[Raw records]
↓↓↓

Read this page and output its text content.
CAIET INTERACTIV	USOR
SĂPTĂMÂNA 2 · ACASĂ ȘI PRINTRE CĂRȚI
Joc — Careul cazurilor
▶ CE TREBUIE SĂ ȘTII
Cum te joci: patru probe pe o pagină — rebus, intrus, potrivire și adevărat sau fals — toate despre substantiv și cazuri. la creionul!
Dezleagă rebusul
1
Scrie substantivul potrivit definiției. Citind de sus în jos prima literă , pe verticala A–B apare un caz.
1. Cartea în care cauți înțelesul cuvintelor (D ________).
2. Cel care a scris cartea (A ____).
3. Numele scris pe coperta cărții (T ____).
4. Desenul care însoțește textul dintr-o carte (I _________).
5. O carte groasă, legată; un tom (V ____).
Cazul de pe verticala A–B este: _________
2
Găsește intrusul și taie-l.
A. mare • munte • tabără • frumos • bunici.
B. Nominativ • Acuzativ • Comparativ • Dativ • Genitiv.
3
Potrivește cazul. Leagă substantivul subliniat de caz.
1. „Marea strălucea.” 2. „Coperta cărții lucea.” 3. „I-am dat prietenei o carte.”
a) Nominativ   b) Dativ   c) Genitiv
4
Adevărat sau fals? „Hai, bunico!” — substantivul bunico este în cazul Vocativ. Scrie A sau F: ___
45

↑↑↑
↓↓↓

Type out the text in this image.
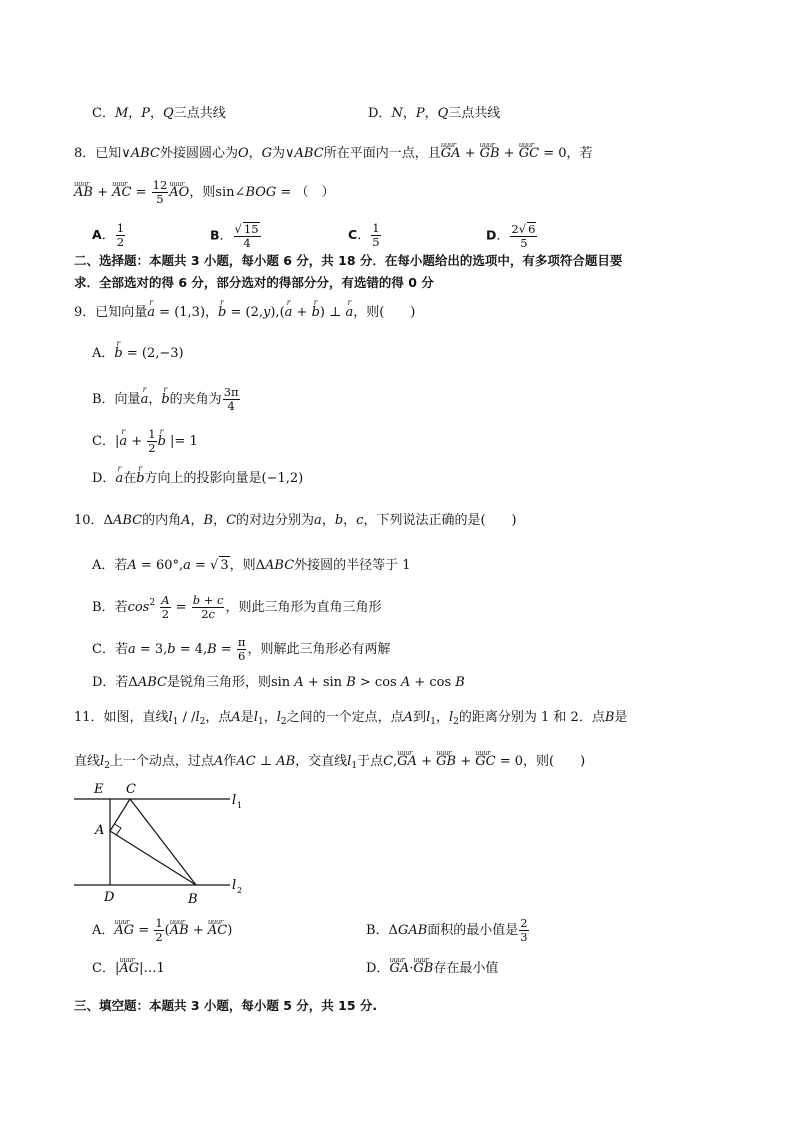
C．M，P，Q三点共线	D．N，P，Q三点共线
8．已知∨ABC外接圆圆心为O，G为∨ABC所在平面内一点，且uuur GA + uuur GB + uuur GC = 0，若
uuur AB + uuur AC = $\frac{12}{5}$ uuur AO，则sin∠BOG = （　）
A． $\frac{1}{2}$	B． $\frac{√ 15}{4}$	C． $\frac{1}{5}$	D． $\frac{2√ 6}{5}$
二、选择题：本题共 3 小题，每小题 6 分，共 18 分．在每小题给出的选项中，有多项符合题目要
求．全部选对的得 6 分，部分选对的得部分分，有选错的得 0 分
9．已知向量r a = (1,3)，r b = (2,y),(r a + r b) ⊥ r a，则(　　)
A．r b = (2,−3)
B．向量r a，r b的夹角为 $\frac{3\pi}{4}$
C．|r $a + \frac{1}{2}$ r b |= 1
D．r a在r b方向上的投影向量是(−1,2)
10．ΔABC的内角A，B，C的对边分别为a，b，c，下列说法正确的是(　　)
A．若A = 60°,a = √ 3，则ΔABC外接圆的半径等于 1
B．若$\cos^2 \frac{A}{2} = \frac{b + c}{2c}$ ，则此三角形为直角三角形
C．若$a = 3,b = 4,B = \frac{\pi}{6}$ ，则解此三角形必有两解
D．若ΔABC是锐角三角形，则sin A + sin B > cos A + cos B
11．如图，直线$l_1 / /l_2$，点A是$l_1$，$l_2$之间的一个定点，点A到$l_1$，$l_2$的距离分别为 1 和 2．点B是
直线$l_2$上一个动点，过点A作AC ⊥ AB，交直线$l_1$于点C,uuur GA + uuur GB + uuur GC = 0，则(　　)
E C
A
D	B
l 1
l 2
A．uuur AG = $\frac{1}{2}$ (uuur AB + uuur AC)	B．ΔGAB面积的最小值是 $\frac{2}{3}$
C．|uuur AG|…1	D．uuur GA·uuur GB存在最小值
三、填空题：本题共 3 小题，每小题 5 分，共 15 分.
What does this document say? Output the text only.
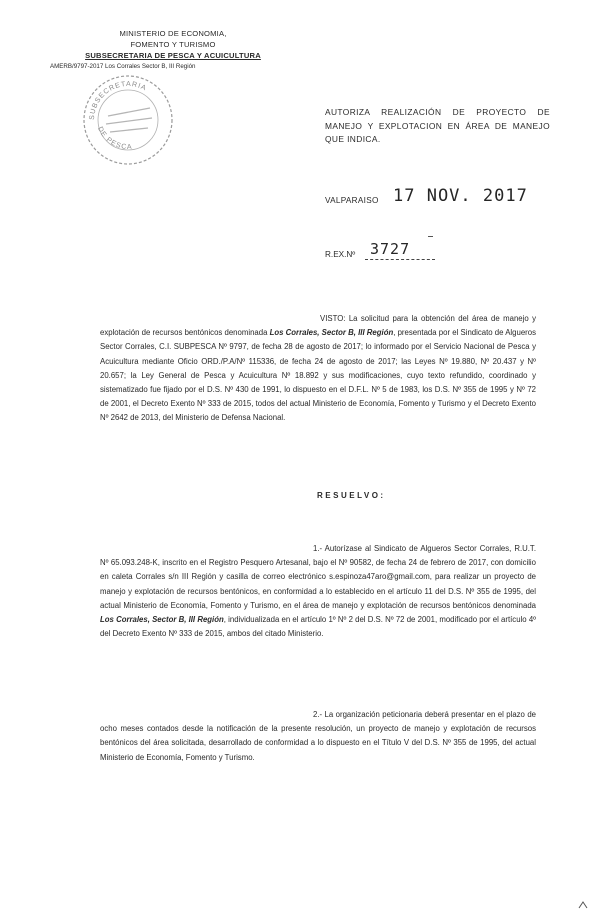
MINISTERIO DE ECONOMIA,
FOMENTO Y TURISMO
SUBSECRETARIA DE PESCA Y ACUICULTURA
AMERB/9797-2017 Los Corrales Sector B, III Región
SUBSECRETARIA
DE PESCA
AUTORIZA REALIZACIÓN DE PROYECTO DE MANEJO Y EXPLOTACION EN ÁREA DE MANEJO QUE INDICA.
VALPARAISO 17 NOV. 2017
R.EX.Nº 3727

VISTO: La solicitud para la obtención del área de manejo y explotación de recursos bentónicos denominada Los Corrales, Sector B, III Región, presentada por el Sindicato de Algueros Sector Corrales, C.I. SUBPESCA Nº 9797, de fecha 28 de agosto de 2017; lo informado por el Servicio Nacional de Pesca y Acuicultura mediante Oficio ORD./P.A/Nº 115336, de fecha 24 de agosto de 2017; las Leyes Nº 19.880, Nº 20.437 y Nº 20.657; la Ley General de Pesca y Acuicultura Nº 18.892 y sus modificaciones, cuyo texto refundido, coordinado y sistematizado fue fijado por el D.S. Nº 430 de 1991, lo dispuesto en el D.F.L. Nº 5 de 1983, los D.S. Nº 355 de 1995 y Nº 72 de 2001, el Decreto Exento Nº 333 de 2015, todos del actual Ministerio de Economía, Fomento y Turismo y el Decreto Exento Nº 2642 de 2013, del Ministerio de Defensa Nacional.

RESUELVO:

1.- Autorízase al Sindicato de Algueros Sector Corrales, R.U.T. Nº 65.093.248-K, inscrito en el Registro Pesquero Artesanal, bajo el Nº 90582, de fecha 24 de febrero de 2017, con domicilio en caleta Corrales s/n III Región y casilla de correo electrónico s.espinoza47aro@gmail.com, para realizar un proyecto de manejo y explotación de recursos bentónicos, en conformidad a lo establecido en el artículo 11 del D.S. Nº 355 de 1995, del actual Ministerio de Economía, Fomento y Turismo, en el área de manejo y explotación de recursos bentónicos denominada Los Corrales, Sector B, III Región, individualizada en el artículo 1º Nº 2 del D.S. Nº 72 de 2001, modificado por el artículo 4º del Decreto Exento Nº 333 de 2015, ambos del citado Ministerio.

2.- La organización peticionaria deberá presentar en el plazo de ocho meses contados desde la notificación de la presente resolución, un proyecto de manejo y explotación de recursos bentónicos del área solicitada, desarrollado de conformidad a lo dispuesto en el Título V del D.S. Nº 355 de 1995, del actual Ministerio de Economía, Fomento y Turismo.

↑↑↑
↓↓↓

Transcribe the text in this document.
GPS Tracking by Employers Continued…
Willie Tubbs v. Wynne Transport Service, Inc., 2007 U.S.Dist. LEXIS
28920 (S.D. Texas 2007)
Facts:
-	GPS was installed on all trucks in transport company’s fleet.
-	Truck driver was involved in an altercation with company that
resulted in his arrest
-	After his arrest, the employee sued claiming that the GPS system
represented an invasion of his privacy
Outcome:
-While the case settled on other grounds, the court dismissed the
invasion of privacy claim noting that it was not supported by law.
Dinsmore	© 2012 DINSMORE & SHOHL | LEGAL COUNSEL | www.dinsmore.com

↑↑↑

Goal: Show each line holding the word "Genitiv".

The result:
B. Nominativ • Acuzativ • Comparativ • Dativ • Genitiv.
a) Nominativ   b) Dativ   c) Genitiv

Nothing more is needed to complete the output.